-- SUPPLIED RECORDS start --

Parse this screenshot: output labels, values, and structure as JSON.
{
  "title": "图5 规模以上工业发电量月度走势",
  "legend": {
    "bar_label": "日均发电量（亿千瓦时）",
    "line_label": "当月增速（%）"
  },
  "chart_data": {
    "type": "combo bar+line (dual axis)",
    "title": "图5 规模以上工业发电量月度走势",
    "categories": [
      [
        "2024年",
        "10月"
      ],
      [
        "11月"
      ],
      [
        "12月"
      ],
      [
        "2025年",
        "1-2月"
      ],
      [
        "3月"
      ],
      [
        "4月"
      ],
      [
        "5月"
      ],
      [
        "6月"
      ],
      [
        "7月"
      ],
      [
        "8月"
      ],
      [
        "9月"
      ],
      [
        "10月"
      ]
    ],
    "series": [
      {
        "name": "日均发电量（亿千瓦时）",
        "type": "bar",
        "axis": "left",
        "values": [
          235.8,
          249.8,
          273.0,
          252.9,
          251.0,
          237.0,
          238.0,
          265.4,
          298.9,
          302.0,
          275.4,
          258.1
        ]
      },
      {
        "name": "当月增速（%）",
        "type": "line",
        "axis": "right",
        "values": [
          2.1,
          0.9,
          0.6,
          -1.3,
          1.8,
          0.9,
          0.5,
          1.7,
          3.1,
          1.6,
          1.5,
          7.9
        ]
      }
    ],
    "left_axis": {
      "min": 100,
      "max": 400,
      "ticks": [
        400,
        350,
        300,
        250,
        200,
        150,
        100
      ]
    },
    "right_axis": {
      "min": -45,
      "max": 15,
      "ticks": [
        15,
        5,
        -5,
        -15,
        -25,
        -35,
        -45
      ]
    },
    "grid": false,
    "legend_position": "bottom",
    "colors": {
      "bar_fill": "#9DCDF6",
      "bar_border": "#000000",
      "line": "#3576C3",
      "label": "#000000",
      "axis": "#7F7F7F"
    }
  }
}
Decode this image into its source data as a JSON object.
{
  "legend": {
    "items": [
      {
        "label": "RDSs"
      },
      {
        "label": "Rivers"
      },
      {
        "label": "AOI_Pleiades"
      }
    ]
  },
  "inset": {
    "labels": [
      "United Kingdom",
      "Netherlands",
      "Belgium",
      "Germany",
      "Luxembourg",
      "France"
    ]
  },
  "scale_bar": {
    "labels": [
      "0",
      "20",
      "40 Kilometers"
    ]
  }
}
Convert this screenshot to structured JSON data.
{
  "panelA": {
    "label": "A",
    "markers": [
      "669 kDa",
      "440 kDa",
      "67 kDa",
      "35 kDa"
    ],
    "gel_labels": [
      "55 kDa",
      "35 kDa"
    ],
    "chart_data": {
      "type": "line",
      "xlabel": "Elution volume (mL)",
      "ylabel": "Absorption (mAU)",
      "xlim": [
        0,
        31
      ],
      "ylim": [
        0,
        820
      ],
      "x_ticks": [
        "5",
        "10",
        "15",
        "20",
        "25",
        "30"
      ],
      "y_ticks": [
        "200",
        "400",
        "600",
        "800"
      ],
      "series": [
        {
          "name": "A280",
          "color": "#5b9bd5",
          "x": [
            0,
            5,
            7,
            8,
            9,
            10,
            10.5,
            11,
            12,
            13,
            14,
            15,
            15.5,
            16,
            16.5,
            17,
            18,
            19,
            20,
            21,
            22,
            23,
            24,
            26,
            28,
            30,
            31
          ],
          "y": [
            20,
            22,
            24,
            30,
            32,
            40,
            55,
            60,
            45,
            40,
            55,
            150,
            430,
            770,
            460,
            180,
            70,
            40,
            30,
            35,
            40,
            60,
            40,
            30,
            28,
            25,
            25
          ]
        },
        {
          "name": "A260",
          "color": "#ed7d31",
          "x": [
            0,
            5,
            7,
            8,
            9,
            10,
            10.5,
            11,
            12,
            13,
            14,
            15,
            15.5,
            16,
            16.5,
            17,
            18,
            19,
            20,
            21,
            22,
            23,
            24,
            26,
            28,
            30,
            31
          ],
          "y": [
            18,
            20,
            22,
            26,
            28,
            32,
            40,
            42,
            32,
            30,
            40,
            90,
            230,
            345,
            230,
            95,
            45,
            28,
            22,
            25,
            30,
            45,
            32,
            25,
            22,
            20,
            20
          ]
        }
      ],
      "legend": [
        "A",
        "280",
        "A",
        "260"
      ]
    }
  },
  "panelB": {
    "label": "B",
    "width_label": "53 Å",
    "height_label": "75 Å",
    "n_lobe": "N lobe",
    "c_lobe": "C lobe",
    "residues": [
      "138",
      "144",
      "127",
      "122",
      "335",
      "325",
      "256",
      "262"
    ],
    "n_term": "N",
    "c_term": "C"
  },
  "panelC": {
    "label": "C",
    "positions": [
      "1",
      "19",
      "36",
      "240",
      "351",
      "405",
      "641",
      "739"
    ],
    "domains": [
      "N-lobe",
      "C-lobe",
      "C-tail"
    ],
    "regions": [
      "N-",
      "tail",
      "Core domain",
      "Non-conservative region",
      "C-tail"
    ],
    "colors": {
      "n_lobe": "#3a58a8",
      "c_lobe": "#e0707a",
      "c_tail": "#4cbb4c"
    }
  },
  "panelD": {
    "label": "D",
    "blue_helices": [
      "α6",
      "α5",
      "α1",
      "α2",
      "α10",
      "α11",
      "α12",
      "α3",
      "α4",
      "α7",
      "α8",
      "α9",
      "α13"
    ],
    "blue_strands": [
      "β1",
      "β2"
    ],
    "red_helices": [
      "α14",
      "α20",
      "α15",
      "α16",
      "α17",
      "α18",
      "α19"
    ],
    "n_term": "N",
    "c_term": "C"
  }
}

-- SUPPLIED RECORDS end --

**AIM:** Take the lines above and print them exactly.

**OUTPUT FOR THIS TASK:**
Parse this screenshot: output labels, values, and structure as JSON.
{
  "title": "图5 规模以上工业发电量月度走势",
  "legend": {
    "bar_label": "日均发电量（亿千瓦时）",
    "line_label": "当月增速（%）"
  },
  "chart_data": {
    "type": "combo bar+line (dual axis)",
    "title": "图5 规模以上工业发电量月度走势",
    "categories": [
      [
        "2024年",
        "10月"
      ],
      [
        "11月"
      ],
      [
        "12月"
      ],
      [
        "2025年",
        "1-2月"
      ],
      [
        "3月"
      ],
      [
        "4月"
      ],
      [
        "5月"
      ],
      [
        "6月"
      ],
      [
        "7月"
      ],
      [
        "8月"
      ],
      [
        "9月"
      ],
      [
        "10月"
      ]
    ],
    "series": [
      {
        "name": "日均发电量（亿千瓦时）",
        "type": "bar",
        "axis": "left",
        "values": [
          235.8,
          249.8,
          273.0,
          252.9,
          251.0,
          237.0,
          238.0,
          265.4,
          298.9,
          302.0,
          275.4,
          258.1
        ]
      },
      {
        "name": "当月增速（%）",
        "type": "line",
        "axis": "right",
        "values": [
          2.1,
          0.9,
          0.6,
          -1.3,
          1.8,
          0.9,
          0.5,
          1.7,
          3.1,
          1.6,
          1.5,
          7.9
        ]
      }
    ],
    "left_axis": {
      "min": 100,
      "max": 400,
      "ticks": [
        400,
        350,
        300,
        250,
        200,
        150,
        100
      ]
    },
    "right_axis": {
      "min": -45,
      "max": 15,
      "ticks": [
        15,
        5,
        -5,
        -15,
        -25,
        -35,
        -45
      ]
    },
    "grid": false,
    "legend_position": "bottom",
    "colors": {
      "bar_fill": "#9DCDF6",
      "bar_border": "#000000",
      "line": "#3576C3",
      "label": "#000000",
      "axis": "#7F7F7F"
    }
  }
}
Decode this image into its source data as a JSON object.
{
  "legend": {
    "items": [
      {
        "label": "RDSs"
      },
      {
        "label": "Rivers"
      },
      {
        "label": "AOI_Pleiades"
      }
    ]
  },
  "inset": {
    "labels": [
      "United Kingdom",
      "Netherlands",
      "Belgium",
      "Germany",
      "Luxembourg",
      "France"
    ]
  },
  "scale_bar": {
    "labels": [
      "0",
      "20",
      "40 Kilometers"
    ]
  }
}
Convert this screenshot to structured JSON data.
{
  "panelA": {
    "label": "A",
    "markers": [
      "669 kDa",
      "440 kDa",
      "67 kDa",
      "35 kDa"
    ],
    "gel_labels": [
      "55 kDa",
      "35 kDa"
    ],
    "chart_data": {
      "type": "line",
      "xlabel": "Elution volume (mL)",
      "ylabel": "Absorption (mAU)",
      "xlim": [
        0,
        31
      ],
      "ylim": [
        0,
        820
      ],
      "x_ticks": [
        "5",
        "10",
        "15",
        "20",
        "25",
        "30"
      ],
      "y_ticks": [
        "200",
        "400",
        "600",
        "800"
      ],
      "series": [
        {
          "name": "A280",
          "color": "#5b9bd5",
          "x": [
            0,
            5,
            7,
            8,
            9,
            10,
            10.5,
            11,
            12,
            13,
            14,
            15,
            15.5,
            16,
            16.5,
            17,
            18,
            19,
            20,
            21,
            22,
            23,
            24,
            26,
            28,
            30,
            31
          ],
          "y": [
            20,
            22,
            24,
            30,
            32,
            40,
            55,
            60,
            45,
            40,
            55,
            150,
            430,
            770,
            460,
            180,
            70,
            40,
            30,
            35,
            40,
            60,
            40,
            30,
            28,
            25,
            25
          ]
        },
        {
          "name": "A260",
          "color": "#ed7d31",
          "x": [
            0,
            5,
            7,
            8,
            9,
            10,
            10.5,
            11,
            12,
            13,
            14,
            15,
            15.5,
            16,
            16.5,
            17,
            18,
            19,
            20,
            21,
            22,
            23,
            24,
            26,
            28,
            30,
            31
          ],
          "y": [
            18,
            20,
            22,
            26,
            28,
            32,
            40,
            42,
            32,
            30,
            40,
            90,
            230,
            345,
            230,
            95,
            45,
            28,
            22,
            25,
            30,
            45,
            32,
            25,
            22,
            20,
            20
          ]
        }
      ],
      "legend": [
        "A",
        "280",
        "A",
        "260"
      ]
    }
  },
  "panelB": {
    "label": "B",
    "width_label": "53 Å",
    "height_label": "75 Å",
    "n_lobe": "N lobe",
    "c_lobe": "C lobe",
    "residues": [
      "138",
      "144",
      "127",
      "122",
      "335",
      "325",
      "256",
      "262"
    ],
    "n_term": "N",
    "c_term": "C"
  },
  "panelC": {
    "label": "C",
    "positions": [
      "1",
      "19",
      "36",
      "240",
      "351",
      "405",
      "641",
      "739"
    ],
    "domains": [
      "N-lobe",
      "C-lobe",
      "C-tail"
    ],
    "regions": [
      "N-",
      "tail",
      "Core domain",
      "Non-conservative region",
      "C-tail"
    ],
    "colors": {
      "n_lobe": "#3a58a8",
      "c_lobe": "#e0707a",
      "c_tail": "#4cbb4c"
    }
  },
  "panelD": {
    "label": "D",
    "blue_helices": [
      "α6",
      "α5",
      "α1",
      "α2",
      "α10",
      "α11",
      "α12",
      "α3",
      "α4",
      "α7",
      "α8",
      "α9",
      "α13"
    ],
    "blue_strands": [
      "β1",
      "β2"
    ],
    "red_helices": [
      "α14",
      "α20",
      "α15",
      "α16",
      "α17",
      "α18",
      "α19"
    ],
    "n_term": "N",
    "c_term": "C"
  }
}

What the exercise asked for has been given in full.